Go through the entries and transcribe each one exactly, dropping the pictures.

(Dataset records)
----

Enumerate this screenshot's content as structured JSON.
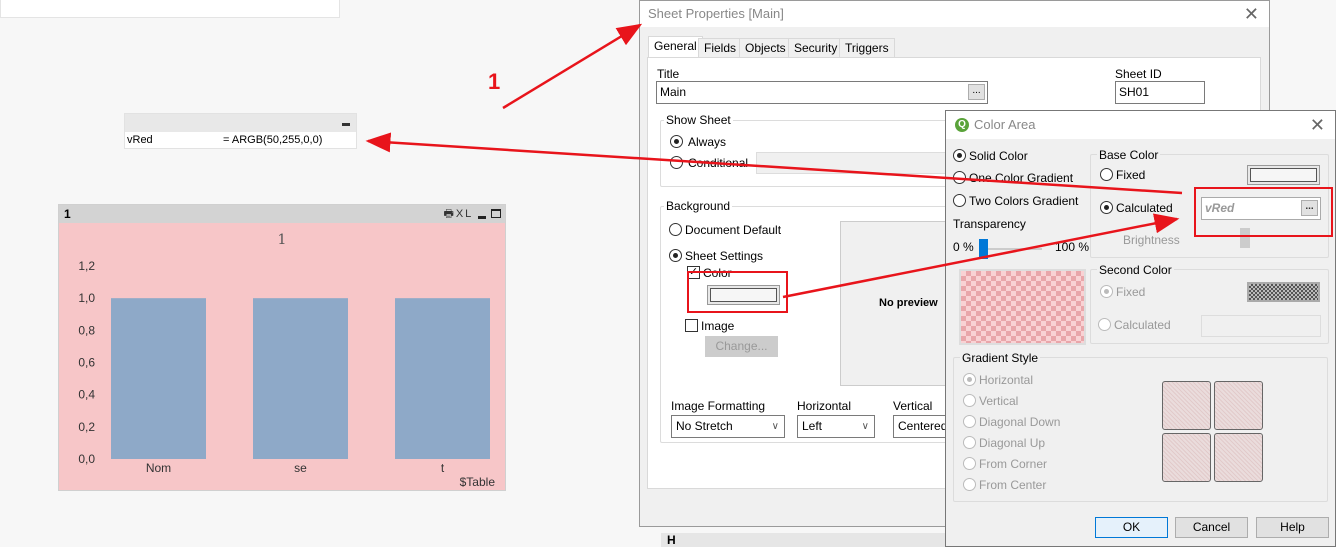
{
  "variable_box": {
    "name": "vRed",
    "definition": "= ARGB(50,255,0,0)"
  },
  "chart_object": {
    "caption": "1",
    "header_icons": [
      "print-icon",
      "excel-icon",
      "minimize-icon",
      "maximize-icon"
    ],
    "header_icon_text": "XL",
    "background_color": "#f7c6c8",
    "bar_color": "#8ea9c8"
  },
  "chart_data": {
    "type": "bar",
    "title": "1",
    "categories": [
      "Nom",
      "se",
      "t"
    ],
    "values": [
      1.0,
      1.0,
      1.0
    ],
    "xlabel": "$Table",
    "ylabel": "",
    "ylim": [
      0,
      1.2
    ],
    "yticks": [
      "0,0",
      "0,2",
      "0,4",
      "0,6",
      "0,8",
      "1,0",
      "1,2"
    ],
    "grid": false
  },
  "annotation": {
    "step_label": "1",
    "color": "#e8141b"
  },
  "sheet_properties": {
    "title": "Sheet Properties [Main]",
    "tabs": [
      "General",
      "Fields",
      "Objects",
      "Security",
      "Triggers"
    ],
    "active_tab": "General",
    "title_label": "Title",
    "title_value": "Main",
    "sheet_id_label": "Sheet ID",
    "sheet_id_value": "SH01",
    "show_sheet": {
      "label": "Show Sheet",
      "always": "Always",
      "conditional": "Conditional"
    },
    "background": {
      "label": "Background",
      "document_default": "Document Default",
      "sheet_settings": "Sheet Settings",
      "color": "Color",
      "image": "Image",
      "change": "Change...",
      "no_preview": "No preview",
      "image_formatting_label": "Image Formatting",
      "image_formatting_value": "No Stretch",
      "horizontal_label": "Horizontal",
      "horizontal_value": "Left",
      "vertical_label": "Vertical",
      "vertical_value": "Centered"
    },
    "bottom_object": "H"
  },
  "color_area": {
    "title": "Color Area",
    "solid_color": "Solid Color",
    "one_color_gradient": "One Color Gradient",
    "two_colors_gradient": "Two Colors Gradient",
    "transparency_label": "Transparency",
    "transparency_min": "0 %",
    "transparency_max": "100 %",
    "transparency_value": 0,
    "base_color": {
      "label": "Base Color",
      "fixed": "Fixed",
      "calculated": "Calculated",
      "calculated_value": "vRed",
      "brightness": "Brightness"
    },
    "second_color": {
      "label": "Second Color",
      "fixed": "Fixed",
      "calculated": "Calculated"
    },
    "gradient_style": {
      "label": "Gradient Style",
      "options": [
        "Horizontal",
        "Vertical",
        "Diagonal Down",
        "Diagonal Up",
        "From Corner",
        "From Center"
      ]
    },
    "buttons": {
      "ok": "OK",
      "cancel": "Cancel",
      "help": "Help"
    }
  }
}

----

Result for this task:
Enumerate this screenshot's content as structured JSON.
{
  "variable_box": {
    "name": "vRed",
    "definition": "= ARGB(50,255,0,0)"
  },
  "chart_object": {
    "caption": "1",
    "header_icons": [
      "print-icon",
      "excel-icon",
      "minimize-icon",
      "maximize-icon"
    ],
    "header_icon_text": "XL",
    "background_color": "#f7c6c8",
    "bar_color": "#8ea9c8"
  },
  "chart_data": {
    "type": "bar",
    "title": "1",
    "categories": [
      "Nom",
      "se",
      "t"
    ],
    "values": [
      1.0,
      1.0,
      1.0
    ],
    "xlabel": "$Table",
    "ylabel": "",
    "ylim": [
      0,
      1.2
    ],
    "yticks": [
      "0,0",
      "0,2",
      "0,4",
      "0,6",
      "0,8",
      "1,0",
      "1,2"
    ],
    "grid": false
  },
  "annotation": {
    "step_label": "1",
    "color": "#e8141b"
  },
  "sheet_properties": {
    "title": "Sheet Properties [Main]",
    "tabs": [
      "General",
      "Fields",
      "Objects",
      "Security",
      "Triggers"
    ],
    "active_tab": "General",
    "title_label": "Title",
    "title_value": "Main",
    "sheet_id_label": "Sheet ID",
    "sheet_id_value": "SH01",
    "show_sheet": {
      "label": "Show Sheet",
      "always": "Always",
      "conditional": "Conditional"
    },
    "background": {
      "label": "Background",
      "document_default": "Document Default",
      "sheet_settings": "Sheet Settings",
      "color": "Color",
      "image": "Image",
      "change": "Change...",
      "no_preview": "No preview",
      "image_formatting_label": "Image Formatting",
      "image_formatting_value": "No Stretch",
      "horizontal_label": "Horizontal",
      "horizontal_value": "Left",
      "vertical_label": "Vertical",
      "vertical_value": "Centered"
    },
    "bottom_object": "H"
  },
  "color_area": {
    "title": "Color Area",
    "solid_color": "Solid Color",
    "one_color_gradient": "One Color Gradient",
    "two_colors_gradient": "Two Colors Gradient",
    "transparency_label": "Transparency",
    "transparency_min": "0 %",
    "transparency_max": "100 %",
    "transparency_value": 0,
    "base_color": {
      "label": "Base Color",
      "fixed": "Fixed",
      "calculated": "Calculated",
      "calculated_value": "vRed",
      "brightness": "Brightness"
    },
    "second_color": {
      "label": "Second Color",
      "fixed": "Fixed",
      "calculated": "Calculated"
    },
    "gradient_style": {
      "label": "Gradient Style",
      "options": [
        "Horizontal",
        "Vertical",
        "Diagonal Down",
        "Diagonal Up",
        "From Corner",
        "From Center"
      ]
    },
    "buttons": {
      "ok": "OK",
      "cancel": "Cancel",
      "help": "Help"
    }
  }
}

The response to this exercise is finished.